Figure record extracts
• • • • •

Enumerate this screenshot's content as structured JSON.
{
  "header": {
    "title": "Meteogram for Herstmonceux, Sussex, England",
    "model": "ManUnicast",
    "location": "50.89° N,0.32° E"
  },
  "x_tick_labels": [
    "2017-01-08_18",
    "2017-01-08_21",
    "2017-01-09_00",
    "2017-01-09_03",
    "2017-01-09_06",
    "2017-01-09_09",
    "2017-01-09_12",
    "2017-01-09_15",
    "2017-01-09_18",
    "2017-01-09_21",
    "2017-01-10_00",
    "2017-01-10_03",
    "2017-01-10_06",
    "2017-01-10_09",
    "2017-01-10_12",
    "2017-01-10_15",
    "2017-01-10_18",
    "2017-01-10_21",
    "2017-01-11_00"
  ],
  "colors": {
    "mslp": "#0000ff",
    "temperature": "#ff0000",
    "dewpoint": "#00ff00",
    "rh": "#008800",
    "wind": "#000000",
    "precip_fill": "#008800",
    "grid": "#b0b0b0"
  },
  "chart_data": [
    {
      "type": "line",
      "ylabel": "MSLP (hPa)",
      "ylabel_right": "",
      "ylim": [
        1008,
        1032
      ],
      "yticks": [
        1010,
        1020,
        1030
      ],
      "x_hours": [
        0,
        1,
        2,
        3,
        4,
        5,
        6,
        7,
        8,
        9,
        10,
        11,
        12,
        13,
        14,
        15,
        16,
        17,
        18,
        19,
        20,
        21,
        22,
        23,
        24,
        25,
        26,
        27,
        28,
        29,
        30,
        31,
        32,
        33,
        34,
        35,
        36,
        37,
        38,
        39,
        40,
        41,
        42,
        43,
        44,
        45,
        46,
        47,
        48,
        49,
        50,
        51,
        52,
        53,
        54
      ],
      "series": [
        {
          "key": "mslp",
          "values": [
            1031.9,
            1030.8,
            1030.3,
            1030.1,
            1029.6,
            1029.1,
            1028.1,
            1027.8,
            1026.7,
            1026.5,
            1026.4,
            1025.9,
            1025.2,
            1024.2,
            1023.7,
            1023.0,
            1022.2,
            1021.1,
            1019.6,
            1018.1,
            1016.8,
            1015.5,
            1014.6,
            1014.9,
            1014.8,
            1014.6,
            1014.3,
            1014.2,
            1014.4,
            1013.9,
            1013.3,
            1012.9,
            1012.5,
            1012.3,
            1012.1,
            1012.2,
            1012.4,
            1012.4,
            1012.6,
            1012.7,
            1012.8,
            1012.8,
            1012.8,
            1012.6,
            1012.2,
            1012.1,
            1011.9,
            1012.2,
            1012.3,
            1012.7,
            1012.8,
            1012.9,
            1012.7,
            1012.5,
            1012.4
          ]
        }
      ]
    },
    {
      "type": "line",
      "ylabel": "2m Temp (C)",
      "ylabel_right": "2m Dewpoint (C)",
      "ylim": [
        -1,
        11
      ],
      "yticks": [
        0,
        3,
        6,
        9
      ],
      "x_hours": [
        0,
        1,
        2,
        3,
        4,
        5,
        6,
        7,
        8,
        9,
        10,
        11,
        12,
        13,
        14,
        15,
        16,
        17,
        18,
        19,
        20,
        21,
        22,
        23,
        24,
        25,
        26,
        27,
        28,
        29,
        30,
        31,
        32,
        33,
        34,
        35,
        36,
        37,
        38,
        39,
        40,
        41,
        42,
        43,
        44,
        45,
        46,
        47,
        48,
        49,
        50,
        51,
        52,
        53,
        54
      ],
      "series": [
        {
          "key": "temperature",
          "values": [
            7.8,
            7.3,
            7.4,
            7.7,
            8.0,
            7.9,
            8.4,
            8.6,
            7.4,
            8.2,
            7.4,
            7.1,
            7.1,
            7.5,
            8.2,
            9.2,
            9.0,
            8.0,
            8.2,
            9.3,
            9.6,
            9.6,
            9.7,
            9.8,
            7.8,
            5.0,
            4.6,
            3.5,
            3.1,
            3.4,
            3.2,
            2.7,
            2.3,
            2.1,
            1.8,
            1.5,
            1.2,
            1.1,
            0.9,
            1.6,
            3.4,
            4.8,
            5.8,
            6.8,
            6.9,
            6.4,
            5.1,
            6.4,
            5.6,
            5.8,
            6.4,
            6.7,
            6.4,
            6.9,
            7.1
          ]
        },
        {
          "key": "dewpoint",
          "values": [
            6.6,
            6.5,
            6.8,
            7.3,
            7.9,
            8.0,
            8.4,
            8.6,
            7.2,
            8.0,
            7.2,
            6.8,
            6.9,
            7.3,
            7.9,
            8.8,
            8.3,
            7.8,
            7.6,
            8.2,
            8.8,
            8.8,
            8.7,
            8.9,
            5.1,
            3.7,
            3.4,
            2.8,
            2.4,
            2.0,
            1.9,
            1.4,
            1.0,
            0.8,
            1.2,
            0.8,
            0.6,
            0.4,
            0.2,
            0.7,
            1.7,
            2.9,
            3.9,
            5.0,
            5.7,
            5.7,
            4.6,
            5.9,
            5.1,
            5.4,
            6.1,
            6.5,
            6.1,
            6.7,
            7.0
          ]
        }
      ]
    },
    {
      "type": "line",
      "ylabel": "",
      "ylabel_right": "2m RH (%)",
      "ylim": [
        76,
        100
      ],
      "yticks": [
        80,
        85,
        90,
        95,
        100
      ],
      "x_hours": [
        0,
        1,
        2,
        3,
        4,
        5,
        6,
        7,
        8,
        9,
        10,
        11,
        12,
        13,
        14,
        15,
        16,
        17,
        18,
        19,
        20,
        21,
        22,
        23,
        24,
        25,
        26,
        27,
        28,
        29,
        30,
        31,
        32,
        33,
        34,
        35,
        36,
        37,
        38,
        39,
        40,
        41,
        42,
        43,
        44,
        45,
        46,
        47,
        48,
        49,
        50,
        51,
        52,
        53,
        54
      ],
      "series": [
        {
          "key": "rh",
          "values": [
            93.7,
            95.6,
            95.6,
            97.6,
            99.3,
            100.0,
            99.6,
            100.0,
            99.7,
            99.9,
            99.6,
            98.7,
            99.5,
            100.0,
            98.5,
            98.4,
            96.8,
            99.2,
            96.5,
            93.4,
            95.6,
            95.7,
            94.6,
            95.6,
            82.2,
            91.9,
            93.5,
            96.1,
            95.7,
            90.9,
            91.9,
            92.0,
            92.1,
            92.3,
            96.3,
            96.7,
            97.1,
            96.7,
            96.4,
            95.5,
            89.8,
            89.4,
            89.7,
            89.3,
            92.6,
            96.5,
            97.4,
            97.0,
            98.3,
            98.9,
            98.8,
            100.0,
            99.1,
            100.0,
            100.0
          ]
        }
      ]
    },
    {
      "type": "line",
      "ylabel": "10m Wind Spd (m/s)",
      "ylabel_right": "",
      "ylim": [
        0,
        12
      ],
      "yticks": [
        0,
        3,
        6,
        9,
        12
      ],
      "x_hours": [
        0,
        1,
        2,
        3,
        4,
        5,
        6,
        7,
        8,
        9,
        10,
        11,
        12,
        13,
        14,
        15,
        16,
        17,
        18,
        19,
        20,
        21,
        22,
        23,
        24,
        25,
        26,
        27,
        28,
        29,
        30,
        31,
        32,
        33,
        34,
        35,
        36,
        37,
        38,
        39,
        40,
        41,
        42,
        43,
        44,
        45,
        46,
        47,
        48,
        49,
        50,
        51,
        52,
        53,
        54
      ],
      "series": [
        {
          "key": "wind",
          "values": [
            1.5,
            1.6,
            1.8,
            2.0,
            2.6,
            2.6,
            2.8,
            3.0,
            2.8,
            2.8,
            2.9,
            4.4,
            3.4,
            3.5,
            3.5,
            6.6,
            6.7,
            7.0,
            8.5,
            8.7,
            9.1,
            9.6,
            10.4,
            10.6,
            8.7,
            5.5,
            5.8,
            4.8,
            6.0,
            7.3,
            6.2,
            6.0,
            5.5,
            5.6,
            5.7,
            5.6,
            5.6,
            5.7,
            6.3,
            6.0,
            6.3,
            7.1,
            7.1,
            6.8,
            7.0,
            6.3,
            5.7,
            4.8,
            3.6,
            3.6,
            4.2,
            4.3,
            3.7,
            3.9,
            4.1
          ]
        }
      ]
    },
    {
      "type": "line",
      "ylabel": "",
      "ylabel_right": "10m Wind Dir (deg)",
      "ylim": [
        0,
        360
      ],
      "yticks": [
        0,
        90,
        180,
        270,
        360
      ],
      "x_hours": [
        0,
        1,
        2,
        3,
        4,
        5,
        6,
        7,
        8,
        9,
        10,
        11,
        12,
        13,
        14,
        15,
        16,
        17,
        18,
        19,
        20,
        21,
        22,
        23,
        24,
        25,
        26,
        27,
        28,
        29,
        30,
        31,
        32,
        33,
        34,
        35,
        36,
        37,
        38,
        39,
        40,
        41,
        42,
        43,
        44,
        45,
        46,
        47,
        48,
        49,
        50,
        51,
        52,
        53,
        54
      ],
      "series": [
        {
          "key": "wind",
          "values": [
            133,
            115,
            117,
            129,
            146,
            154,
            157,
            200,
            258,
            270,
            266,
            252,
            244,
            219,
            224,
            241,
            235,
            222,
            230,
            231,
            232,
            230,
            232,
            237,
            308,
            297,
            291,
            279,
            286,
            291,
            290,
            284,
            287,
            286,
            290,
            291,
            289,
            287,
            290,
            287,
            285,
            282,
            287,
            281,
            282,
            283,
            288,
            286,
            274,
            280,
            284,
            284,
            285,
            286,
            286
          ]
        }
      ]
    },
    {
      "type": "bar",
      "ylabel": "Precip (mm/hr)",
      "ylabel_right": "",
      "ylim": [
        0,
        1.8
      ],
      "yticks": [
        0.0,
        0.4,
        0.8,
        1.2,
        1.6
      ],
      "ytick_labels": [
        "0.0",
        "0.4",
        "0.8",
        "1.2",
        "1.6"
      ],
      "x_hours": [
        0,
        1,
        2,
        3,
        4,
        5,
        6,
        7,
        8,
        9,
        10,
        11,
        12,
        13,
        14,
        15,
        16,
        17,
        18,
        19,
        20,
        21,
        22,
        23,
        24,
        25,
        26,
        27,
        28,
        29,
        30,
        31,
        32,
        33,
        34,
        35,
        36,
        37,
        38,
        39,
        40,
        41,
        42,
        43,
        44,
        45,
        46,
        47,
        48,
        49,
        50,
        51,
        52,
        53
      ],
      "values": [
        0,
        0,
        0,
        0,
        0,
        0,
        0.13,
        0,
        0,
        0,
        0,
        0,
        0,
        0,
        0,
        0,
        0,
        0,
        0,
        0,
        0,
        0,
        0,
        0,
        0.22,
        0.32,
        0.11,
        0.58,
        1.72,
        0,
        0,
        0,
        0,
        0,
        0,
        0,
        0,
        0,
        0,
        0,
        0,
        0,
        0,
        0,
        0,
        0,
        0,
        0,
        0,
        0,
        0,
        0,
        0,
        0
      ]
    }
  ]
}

• • • • •

What the task asks
Filter the entries down to the lines containing "temperature". Copy each of those lines.

Task output
    "temperature": "#ff0000",
          "key": "temperature",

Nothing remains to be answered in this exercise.